▶ [DIRECTIONS]
Drop the images; return everything else in the listing below exactly.

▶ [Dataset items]

— begin —

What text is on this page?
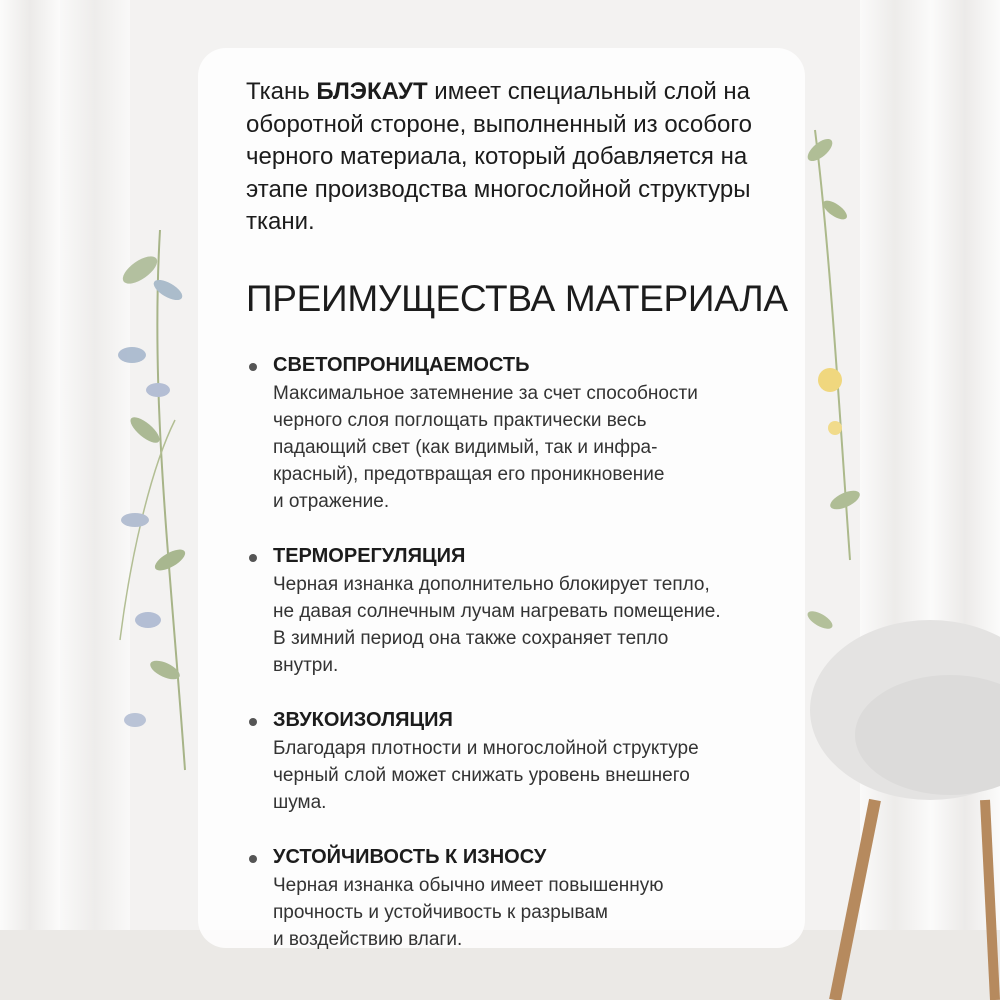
Ткань БЛЭКАУТ имеет специальный слой на оборотной стороне, выполненный из особого черного материала, который добавляется на этапе производства многослойной структуры ткани.

ПРЕИМУЩЕСТВА МАТЕРИАЛА
СВЕТОПРОНИЦАЕМОСТЬ
Максимальное затемнение за счет способности
черного слоя поглощать практически весь
падающий свет (как видимый, так и инфра-
красный), предотвращая его проникновение
и отражение.
ТЕРМОРЕГУЛЯЦИЯ
Черная изнанка дополнительно блокирует тепло,
не давая солнечным лучам нагревать помещение.
В зимний период она также сохраняет тепло
внутри.
ЗВУКОИЗОЛЯЦИЯ
Благодаря плотности и многослойной структуре
черный слой может снижать уровень внешнего
шума.
УСТОЙЧИВОСТЬ К ИЗНОСУ
Черная изнанка обычно имеет повышенную
прочность и устойчивость к разрывам
и воздействию влаги.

— end —

▶ [THE REPLY]
What text is on this page?
Ткань БЛЭКАУТ имеет специальный слой на оборотной стороне, выполненный из особого черного материала, который добавляется на этапе производства многослойной структуры ткани.

ПРЕИМУЩЕСТВА МАТЕРИАЛА
СВЕТОПРОНИЦАЕМОСТЬ
Максимальное затемнение за счет способности
черного слоя поглощать практически весь
падающий свет (как видимый, так и инфра-
красный), предотвращая его проникновение
и отражение.
ТЕРМОРЕГУЛЯЦИЯ
Черная изнанка дополнительно блокирует тепло,
не давая солнечным лучам нагревать помещение.
В зимний период она также сохраняет тепло
внутри.
ЗВУКОИЗОЛЯЦИЯ
Благодаря плотности и многослойной структуре
черный слой может снижать уровень внешнего
шума.
УСТОЙЧИВОСТЬ К ИЗНОСУ
Черная изнанка обычно имеет повышенную
прочность и устойчивость к разрывам
и воздействию влаги.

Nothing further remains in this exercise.